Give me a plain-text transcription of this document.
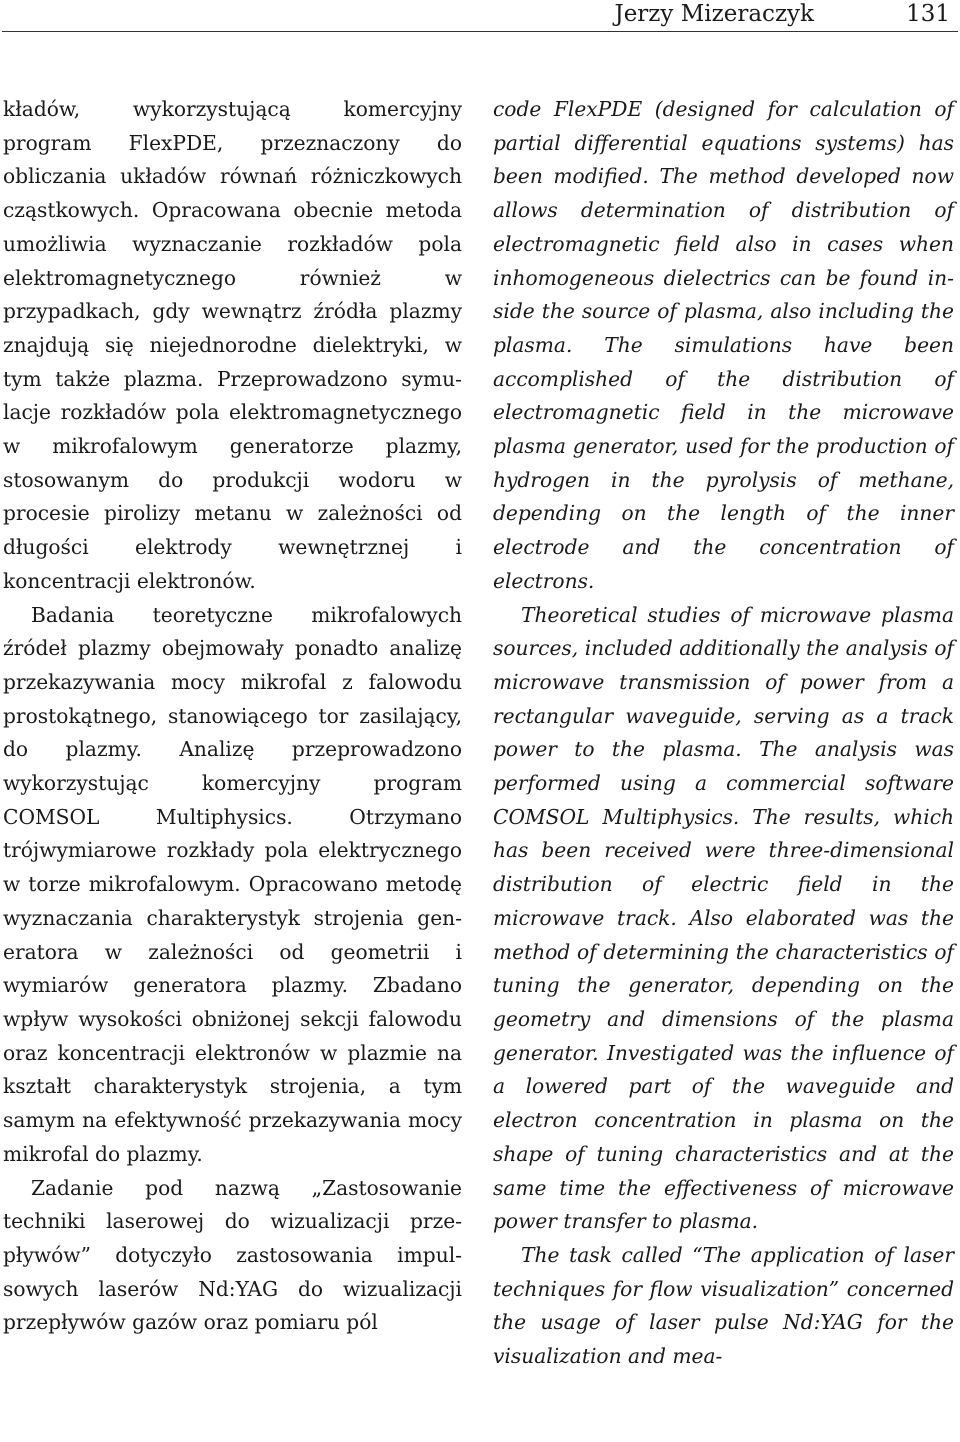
Jerzy Mizeraczyk	131

kładów, wykorzystującą komercyjny program FlexPDE, przeznaczony do obliczania układów równań różniczkowych cząstkowych. Opracowana obecnie metoda umożliwia wyznaczanie rozkładów pola elektromagnetycznego również w przypadkach, gdy wewnątrz źródła plazmy znajdują się niejednorodne dielektryki, w tym także plazma. Przeprowadzono symulacje rozkładów pola elektromagnetycznego w mikrofalowym generatorze plazmy, stosowanym do produkcji wodoru w procesie pirolizy metanu w zależności od długości elektrody wewnętrznej i koncentracji elektronów.

Badania teoretyczne mikrofalowych źródeł plazmy obejmowały ponadto analizę przekazywania mocy mikrofal z falowodu prostokątnego, stanowiącego tor zasilający, do plazmy. Analizę przeprowadzono wykorzystując komercyjny program COMSOL Multiphysics. Otrzymano trójwymiarowe rozkłady pola elektrycznego w torze mikrofalowym. Opracowano metodę wyznaczania charakterystyk strojenia generatora w zależności od geometrii i wymiarów generatora plazmy. Zbadano wpływ wysokości obniżonej sekcji falowodu oraz koncentracji elektronów w plazmie na kształt charakterystyk strojenia, a tym samym na efektywność przekazywania mocy mikrofal do plazmy.

Zadanie pod nazwą „Zastosowanie techniki laserowej do wizualizacji przepływów” dotyczyło zastosowania impulsowych laserów Nd:YAG do wizualizacji przepływów gazów oraz pomiaru pól

code FlexPDE (designed for calculation of partial differential equations systems) has been modified. The method developed now allows determination of distribution of electromagnetic field also in cases when inhomogeneous dielectrics can be found inside the source of plasma, also including the plasma. The simulations have been accomplished of the distribution of electromagnetic field in the microwave plasma generator, used for the production of hydrogen in the pyrolysis of methane, depending on the length of the inner electrode and the concentration of electrons.

Theoretical studies of microwave plasma sources, included additionally the analysis of microwave transmission of power from a rectangular waveguide, serving as a track power to the plasma. The analysis was performed using a commercial software COMSOL Multiphysics. The results, which has been received were three-dimensional distribution of electric field in the microwave track. Also elaborated was the method of determining the characteristics of tuning the generator, depending on the geometry and dimensions of the plasma generator. Investigated was the influence of a lowered part of the waveguide and electron concentration in plasma on the shape of tuning characteristics and at the same time the effectiveness of microwave power transfer to plasma.

The task called “The application of laser techniques for flow visualization” concerned the usage of laser pulse Nd:YAG for the visualization and mea-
-=-=-=-=-
◆ Exercise: Retype each entry precisely. Skip images entirely.

◆ Exercise result:
Give me a plain-text transcription of this document.
Jerzy Mizeraczyk	131

kładów, wykorzystującą komercyjny program FlexPDE, przeznaczony do obliczania układów równań różniczkowych cząstkowych. Opracowana obecnie metoda umożliwia wyznaczanie rozkładów pola elektromagnetycznego również w przypadkach, gdy wewnątrz źródła plazmy znajdują się niejednorodne dielektryki, w tym także plazma. Przeprowadzono symulacje rozkładów pola elektromagnetycznego w mikrofalowym generatorze plazmy, stosowanym do produkcji wodoru w procesie pirolizy metanu w zależności od długości elektrody wewnętrznej i koncentracji elektronów.

Badania teoretyczne mikrofalowych źródeł plazmy obejmowały ponadto analizę przekazywania mocy mikrofal z falowodu prostokątnego, stanowiącego tor zasilający, do plazmy. Analizę przeprowadzono wykorzystując komercyjny program COMSOL Multiphysics. Otrzymano trójwymiarowe rozkłady pola elektrycznego w torze mikrofalowym. Opracowano metodę wyznaczania charakterystyk strojenia generatora w zależności od geometrii i wymiarów generatora plazmy. Zbadano wpływ wysokości obniżonej sekcji falowodu oraz koncentracji elektronów w plazmie na kształt charakterystyk strojenia, a tym samym na efektywność przekazywania mocy mikrofal do plazmy.

Zadanie pod nazwą „Zastosowanie techniki laserowej do wizualizacji przepływów” dotyczyło zastosowania impulsowych laserów Nd:YAG do wizualizacji przepływów gazów oraz pomiaru pól

code FlexPDE (designed for calculation of partial differential equations systems) has been modified. The method developed now allows determination of distribution of electromagnetic field also in cases when inhomogeneous dielectrics can be found inside the source of plasma, also including the plasma. The simulations have been accomplished of the distribution of electromagnetic field in the microwave plasma generator, used for the production of hydrogen in the pyrolysis of methane, depending on the length of the inner electrode and the concentration of electrons.

Theoretical studies of microwave plasma sources, included additionally the analysis of microwave transmission of power from a rectangular waveguide, serving as a track power to the plasma. The analysis was performed using a commercial software COMSOL Multiphysics. The results, which has been received were three-dimensional distribution of electric field in the microwave track. Also elaborated was the method of determining the characteristics of tuning the generator, depending on the geometry and dimensions of the plasma generator. Investigated was the influence of a lowered part of the waveguide and electron concentration in plasma on the shape of tuning characteristics and at the same time the effectiveness of microwave power transfer to plasma.

The task called “The application of laser techniques for flow visualization” concerned the usage of laser pulse Nd:YAG for the visualization and mea-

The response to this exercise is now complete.